**Set exercise:** Look over the lines below. Report each one that includes the string "marker".

--- Begin Given information ---

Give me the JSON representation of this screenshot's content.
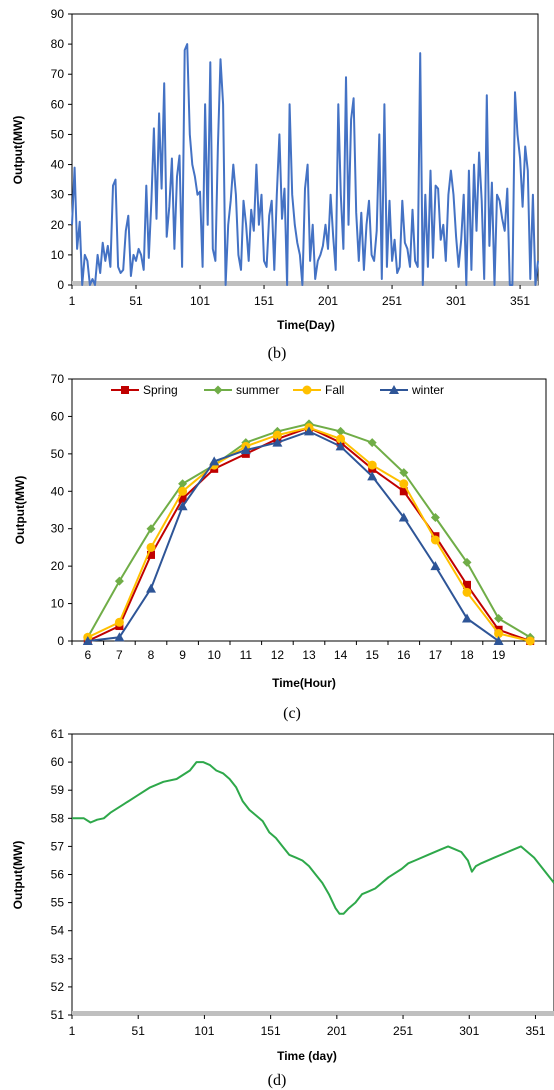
{
  "chart_data": [
    {
      "type": "line",
      "caption": "(b)",
      "xlabel": "Time(Day)",
      "ylabel": "Output(MW)",
      "xlim": [
        1,
        365
      ],
      "ylim": [
        0,
        90
      ],
      "xticks": [
        1,
        51,
        101,
        151,
        201,
        251,
        301,
        351
      ],
      "yticks": [
        0,
        10,
        20,
        30,
        40,
        50,
        60,
        70,
        80,
        90
      ],
      "grid": false,
      "series": [
        {
          "color": "#4472c4",
          "x": [
            1,
            3,
            5,
            7,
            9,
            11,
            13,
            15,
            17,
            19,
            21,
            23,
            25,
            27,
            29,
            31,
            33,
            35,
            37,
            39,
            41,
            43,
            45,
            47,
            49,
            51,
            53,
            55,
            57,
            59,
            61,
            63,
            65,
            67,
            69,
            71,
            73,
            75,
            77,
            79,
            81,
            83,
            85,
            87,
            89,
            91,
            93,
            95,
            97,
            99,
            101,
            103,
            105,
            107,
            109,
            111,
            113,
            115,
            117,
            119,
            121,
            123,
            125,
            127,
            129,
            131,
            133,
            135,
            137,
            139,
            141,
            143,
            145,
            147,
            149,
            151,
            153,
            155,
            157,
            159,
            161,
            163,
            165,
            167,
            169,
            171,
            173,
            175,
            177,
            179,
            181,
            183,
            185,
            187,
            189,
            191,
            193,
            195,
            197,
            199,
            201,
            203,
            205,
            207,
            209,
            211,
            213,
            215,
            217,
            219,
            221,
            223,
            225,
            227,
            229,
            231,
            233,
            235,
            237,
            239,
            241,
            243,
            245,
            247,
            249,
            251,
            253,
            255,
            257,
            259,
            261,
            263,
            265,
            267,
            269,
            271,
            273,
            275,
            277,
            279,
            281,
            283,
            285,
            287,
            289,
            291,
            293,
            295,
            297,
            299,
            301,
            303,
            305,
            307,
            309,
            311,
            313,
            315,
            317,
            319,
            321,
            323,
            325,
            327,
            329,
            331,
            333,
            335,
            337,
            339,
            341,
            343,
            345,
            347,
            349,
            351,
            353,
            355,
            357,
            359,
            361,
            363,
            365
          ],
          "y": [
            20,
            39,
            12,
            21,
            0,
            10,
            8,
            0,
            2,
            0,
            10,
            4,
            14,
            8,
            13,
            6,
            33,
            35,
            6,
            4,
            5,
            18,
            23,
            3,
            10,
            8,
            12,
            10,
            5,
            33,
            9,
            28,
            52,
            22,
            57,
            32,
            67,
            16,
            26,
            42,
            12,
            36,
            43,
            6,
            78,
            80,
            50,
            40,
            36,
            30,
            31,
            6,
            60,
            20,
            74,
            12,
            8,
            46,
            75,
            60,
            0,
            20,
            28,
            40,
            30,
            10,
            5,
            28,
            20,
            8,
            25,
            18,
            40,
            20,
            30,
            8,
            6,
            23,
            28,
            5,
            30,
            50,
            22,
            32,
            0,
            60,
            30,
            20,
            14,
            10,
            0,
            32,
            40,
            8,
            20,
            2,
            8,
            10,
            13,
            20,
            12,
            30,
            16,
            5,
            60,
            30,
            12,
            69,
            20,
            55,
            62,
            24,
            8,
            24,
            5,
            20,
            28,
            10,
            8,
            18,
            50,
            2,
            60,
            6,
            28,
            8,
            15,
            4,
            6,
            28,
            14,
            12,
            6,
            25,
            8,
            6,
            77,
            0,
            30,
            6,
            38,
            9,
            33,
            32,
            15,
            20,
            8,
            30,
            38,
            30,
            16,
            6,
            15,
            30,
            0,
            38,
            5,
            40,
            18,
            44,
            28,
            2,
            63,
            13,
            34,
            0,
            30,
            28,
            22,
            18,
            32,
            0,
            0,
            64,
            50,
            42,
            26,
            46,
            38,
            2,
            30,
            0,
            8
          ]
        }
      ]
    },
    {
      "type": "line",
      "caption": "(c)",
      "xlabel": "Time(Hour)",
      "ylabel": "Output(MW)",
      "ylim": [
        0,
        70
      ],
      "yticks": [
        0,
        10,
        20,
        30,
        40,
        50,
        60,
        70
      ],
      "categories": [
        "6",
        "7",
        "8",
        "9",
        "10",
        "11",
        "12",
        "13",
        "14",
        "15",
        "16",
        "17",
        "18",
        "19",
        ""
      ],
      "grid": false,
      "legend": "top",
      "series": [
        {
          "name": "Spring",
          "color": "#c00000",
          "marker": "square",
          "values": [
            0,
            4,
            23,
            38,
            46,
            50,
            54,
            57,
            53,
            46,
            40,
            28,
            15,
            3,
            0
          ]
        },
        {
          "name": "summer",
          "color": "#70ad47",
          "marker": "diamond",
          "values": [
            1,
            16,
            30,
            42,
            47,
            53,
            56,
            58,
            56,
            53,
            45,
            33,
            21,
            6,
            1
          ]
        },
        {
          "name": "Fall",
          "color": "#ffc000",
          "marker": "circle",
          "values": [
            1,
            5,
            25,
            40,
            47,
            52,
            55,
            57,
            54,
            47,
            42,
            27,
            13,
            2,
            0
          ]
        },
        {
          "name": "winter",
          "color": "#2e5597",
          "marker": "triangle",
          "values": [
            0,
            1,
            14,
            36,
            48,
            51,
            53,
            56,
            52,
            44,
            33,
            20,
            6,
            0,
            null
          ]
        }
      ]
    },
    {
      "type": "line",
      "caption": "(d)",
      "xlabel": "Time (day)",
      "ylabel": "Output(MW)",
      "xlim": [
        1,
        365
      ],
      "ylim": [
        51,
        61
      ],
      "xticks": [
        1,
        51,
        101,
        151,
        201,
        251,
        301,
        351
      ],
      "yticks": [
        51,
        52,
        53,
        54,
        55,
        56,
        57,
        58,
        59,
        60,
        61
      ],
      "grid": false,
      "series": [
        {
          "color": "#2ea84a",
          "x": [
            1,
            10,
            15,
            20,
            25,
            30,
            40,
            50,
            60,
            70,
            80,
            90,
            95,
            100,
            105,
            110,
            115,
            120,
            125,
            130,
            135,
            140,
            145,
            150,
            155,
            160,
            165,
            170,
            175,
            180,
            185,
            190,
            195,
            200,
            203,
            206,
            210,
            215,
            220,
            225,
            230,
            240,
            250,
            255,
            260,
            270,
            280,
            285,
            290,
            295,
            300,
            303,
            306,
            310,
            320,
            330,
            335,
            340,
            345,
            350,
            355,
            360,
            365
          ],
          "y": [
            58.0,
            58.0,
            57.85,
            57.95,
            58.0,
            58.2,
            58.5,
            58.8,
            59.1,
            59.3,
            59.4,
            59.7,
            60.0,
            60.0,
            59.9,
            59.7,
            59.6,
            59.4,
            59.1,
            58.6,
            58.3,
            58.1,
            57.9,
            57.5,
            57.3,
            57.0,
            56.7,
            56.6,
            56.5,
            56.3,
            56.0,
            55.7,
            55.3,
            54.8,
            54.6,
            54.6,
            54.8,
            55.0,
            55.3,
            55.4,
            55.5,
            55.9,
            56.2,
            56.4,
            56.5,
            56.7,
            56.9,
            57.0,
            56.9,
            56.8,
            56.5,
            56.1,
            56.3,
            56.4,
            56.6,
            56.8,
            56.9,
            57.0,
            56.8,
            56.6,
            56.3,
            56.0,
            55.7
          ]
        }
      ]
    }
  ]
}
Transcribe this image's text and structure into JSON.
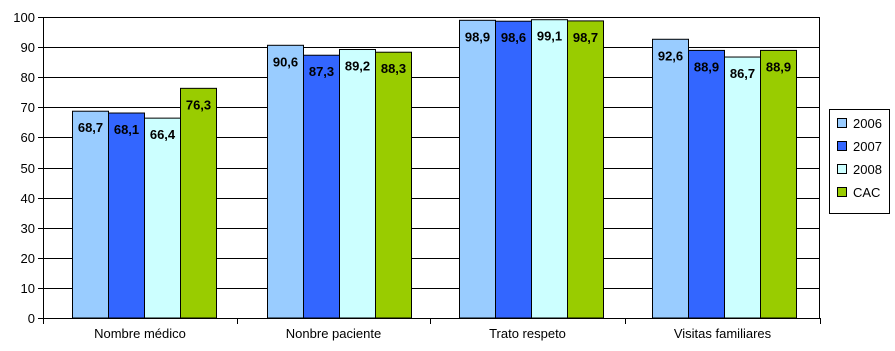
{
  "chart_data": {
    "type": "bar",
    "categories": [
      "Nombre médico",
      "Nonbre paciente",
      "Trato respeto",
      "Visitas familiares"
    ],
    "series": [
      {
        "name": "2006",
        "values": [
          68.7,
          90.6,
          98.9,
          92.6
        ],
        "labels": [
          "68,7",
          "90,6",
          "98,9",
          "92,6"
        ],
        "color": "#99ccff"
      },
      {
        "name": "2007",
        "values": [
          68.1,
          87.3,
          98.6,
          88.9
        ],
        "labels": [
          "68,1",
          "87,3",
          "98,6",
          "88,9"
        ],
        "color": "#3366ff"
      },
      {
        "name": "2008",
        "values": [
          66.4,
          89.2,
          99.1,
          86.7
        ],
        "labels": [
          "66,4",
          "89,2",
          "99,1",
          "86,7"
        ],
        "color": "#ccffff"
      },
      {
        "name": "CAC",
        "values": [
          76.3,
          88.3,
          98.7,
          88.9
        ],
        "labels": [
          "76,3",
          "88,3",
          "98,7",
          "88,9"
        ],
        "color": "#99cc00"
      }
    ],
    "yticks": [
      "0",
      "10",
      "20",
      "30",
      "40",
      "50",
      "60",
      "70",
      "80",
      "90",
      "100"
    ],
    "ylim": [
      0,
      100
    ],
    "grid": true,
    "legend_position": "right"
  }
}
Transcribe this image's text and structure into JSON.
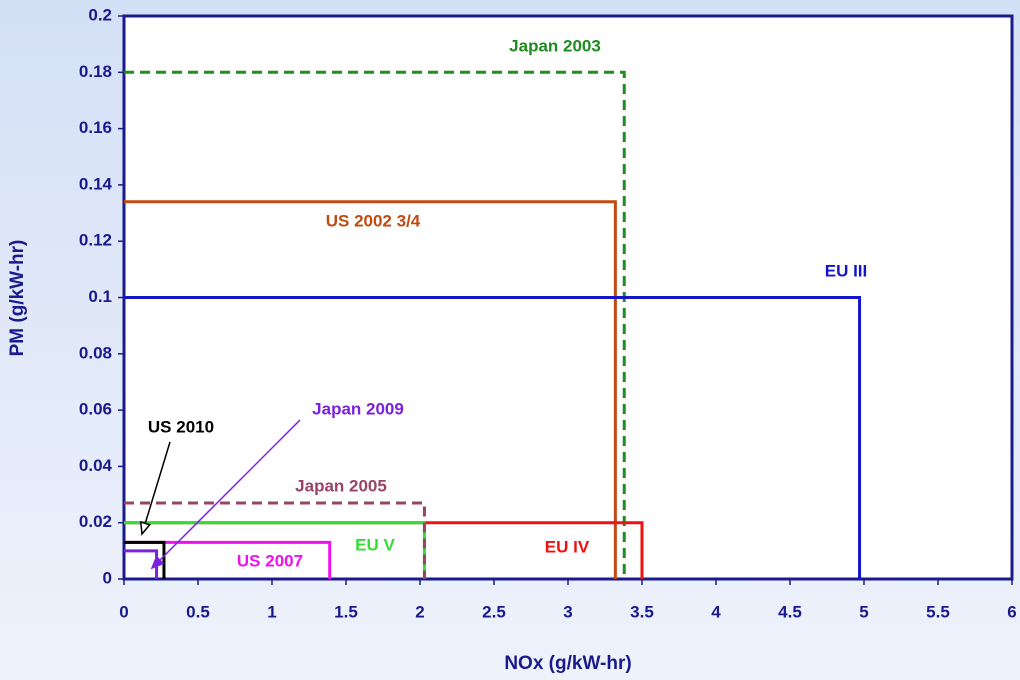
{
  "chart_data": {
    "type": "limits",
    "x_label": "NOx (g/kW-hr)",
    "y_label": "PM (g/kW-hr)",
    "xlim": [
      0,
      6
    ],
    "xticks": [
      0,
      0.5,
      1,
      1.5,
      2,
      2.5,
      3,
      3.5,
      4,
      4.5,
      5,
      5.5,
      6
    ],
    "ylim": [
      0,
      0.2
    ],
    "yticks": [
      0,
      0.02,
      0.04,
      0.06,
      0.08,
      0.1,
      0.12,
      0.14,
      0.16,
      0.18,
      0.2
    ],
    "series": [
      {
        "name": "Japan 2003",
        "color": "#1e8c1e",
        "dashed": true,
        "x": 3.38,
        "y": 0.18
      },
      {
        "name": "US 2002 3/4",
        "color": "#c04a10",
        "dashed": false,
        "x": 3.32,
        "y": 0.134
      },
      {
        "name": "EU III",
        "color": "#1414c8",
        "dashed": false,
        "x": 4.97,
        "y": 0.1
      },
      {
        "name": "EU IV",
        "color": "#ee1111",
        "dashed": false,
        "x": 3.5,
        "y": 0.02
      },
      {
        "name": "EU V",
        "color": "#33dd33",
        "dashed": false,
        "x": 2.03,
        "y": 0.02
      },
      {
        "name": "Japan 2005",
        "color": "#994466",
        "dashed": true,
        "x": 2.03,
        "y": 0.027
      },
      {
        "name": "US 2007",
        "color": "#ee11ee",
        "dashed": false,
        "x": 1.39,
        "y": 0.013
      },
      {
        "name": "US 2010",
        "color": "#000000",
        "dashed": false,
        "x": 0.27,
        "y": 0.013
      },
      {
        "name": "Japan 2009",
        "color": "#7a22dd",
        "dashed": false,
        "x": 0.22,
        "y": 0.01
      }
    ]
  }
}
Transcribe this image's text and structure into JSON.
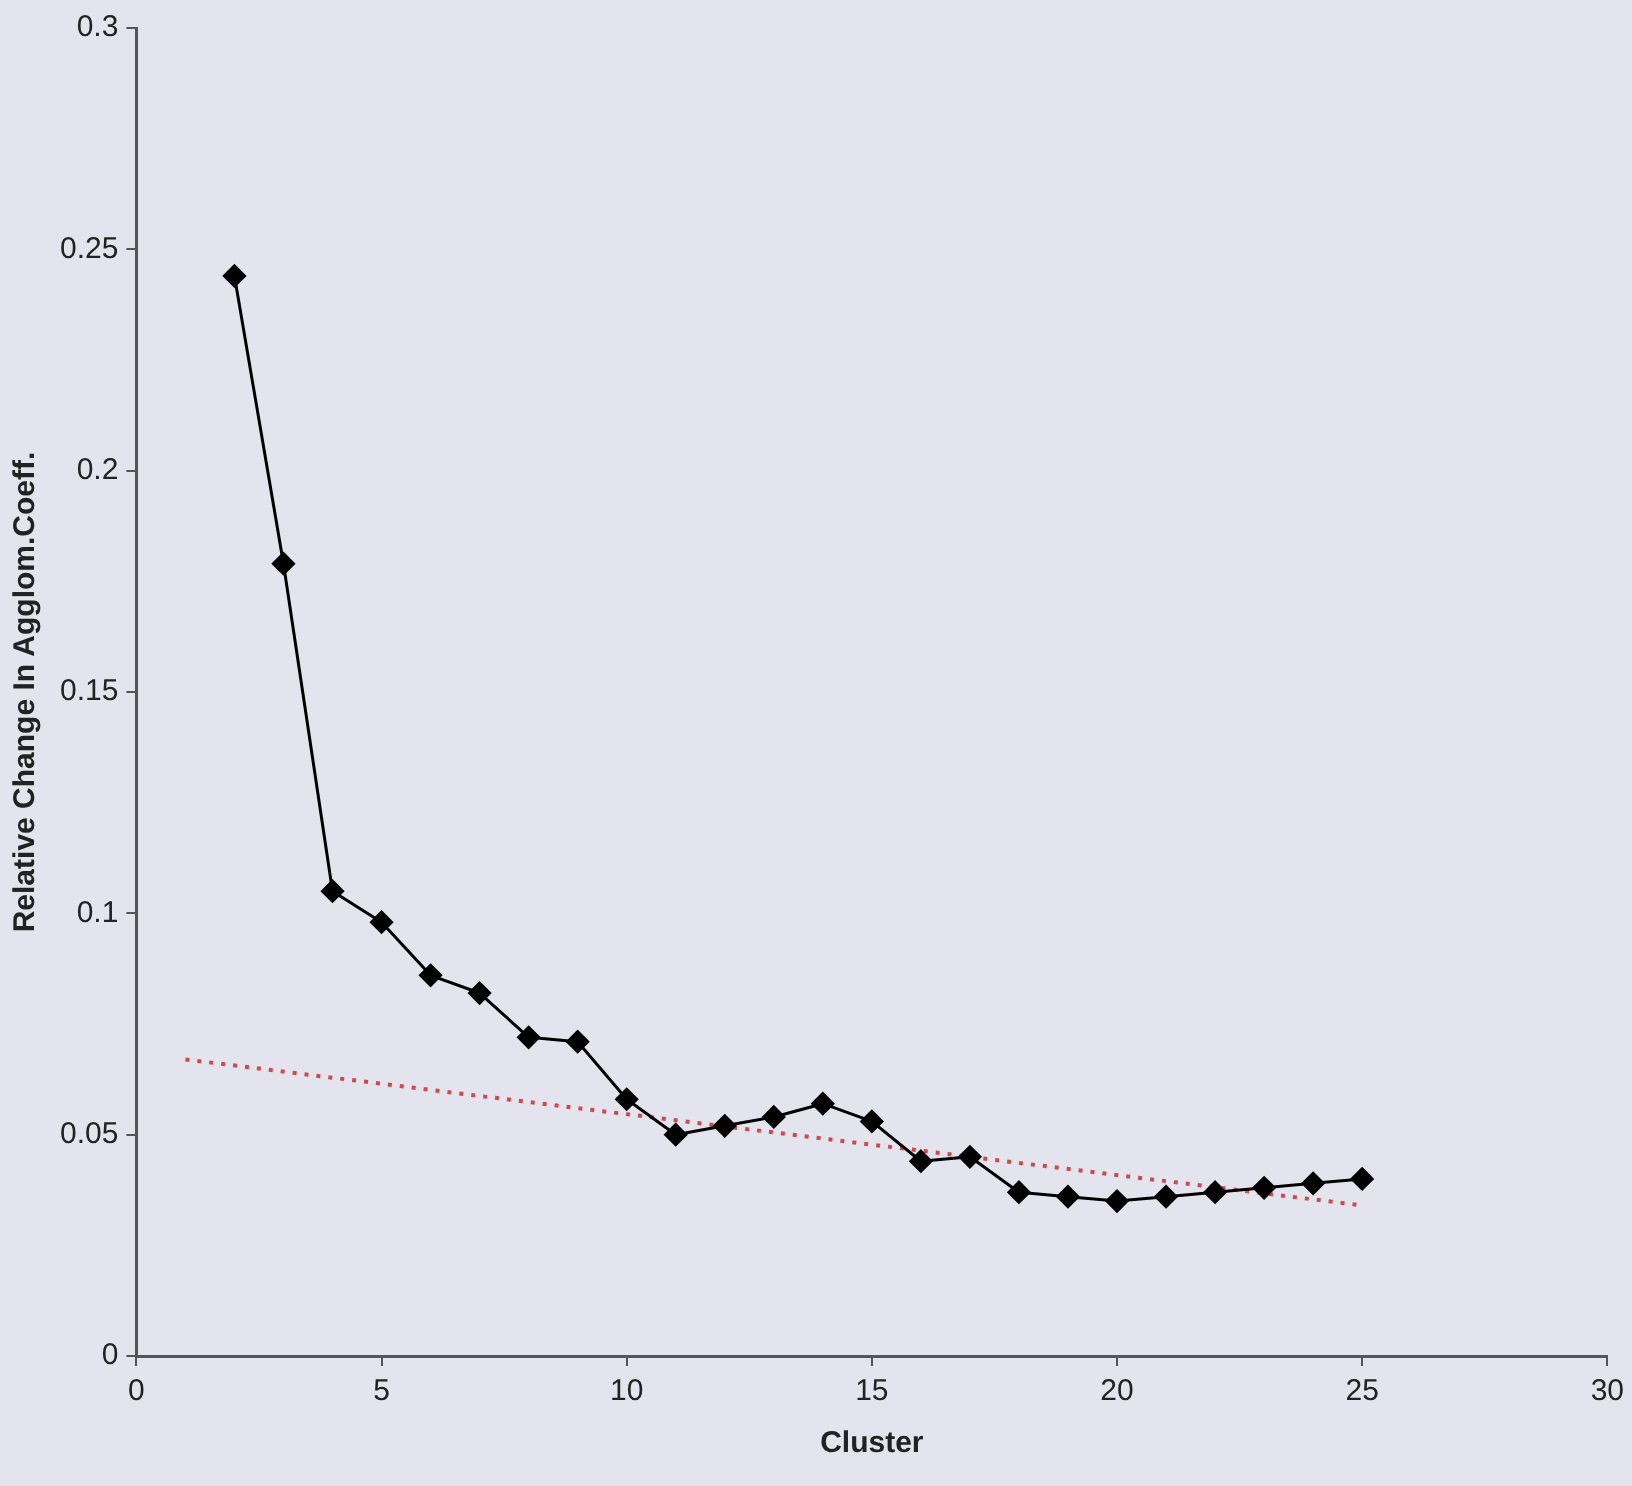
{
  "chart_data": {
    "type": "line",
    "xlabel": "Cluster",
    "ylabel": "Relative Change In Agglom.Coeff.",
    "xlim": [
      0,
      30
    ],
    "xticks": [
      0,
      5,
      10,
      15,
      20,
      25,
      30
    ],
    "ylim": [
      0,
      0.3
    ],
    "yticks": [
      0,
      0.05,
      0.1,
      0.15,
      0.2,
      0.25,
      0.3
    ],
    "grid": false,
    "legend": false,
    "series": [
      {
        "color": "#000000",
        "marker": "diamond",
        "line_style": "solid",
        "x": [
          2,
          3,
          4,
          5,
          6,
          7,
          8,
          9,
          10,
          11,
          12,
          13,
          14,
          15,
          16,
          17,
          18,
          19,
          20,
          21,
          22,
          23,
          24,
          25
        ],
        "values": [
          0.244,
          0.179,
          0.105,
          0.098,
          0.086,
          0.082,
          0.072,
          0.071,
          0.058,
          0.05,
          0.052,
          0.054,
          0.057,
          0.053,
          0.044,
          0.045,
          0.037,
          0.036,
          0.035,
          0.036,
          0.037,
          0.038,
          0.039,
          0.04
        ]
      },
      {
        "color": "#d04848",
        "marker": "none",
        "line_style": "dotted",
        "x": [
          1,
          25
        ],
        "values": [
          0.067,
          0.034
        ]
      }
    ]
  }
}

--- End Given information ---

**Task answer:**
          "marker": "square",
          "marker": "diamond",
          "marker": "circle",
          "marker": "triangle",
        "marker": "diamond",
        "marker": "none",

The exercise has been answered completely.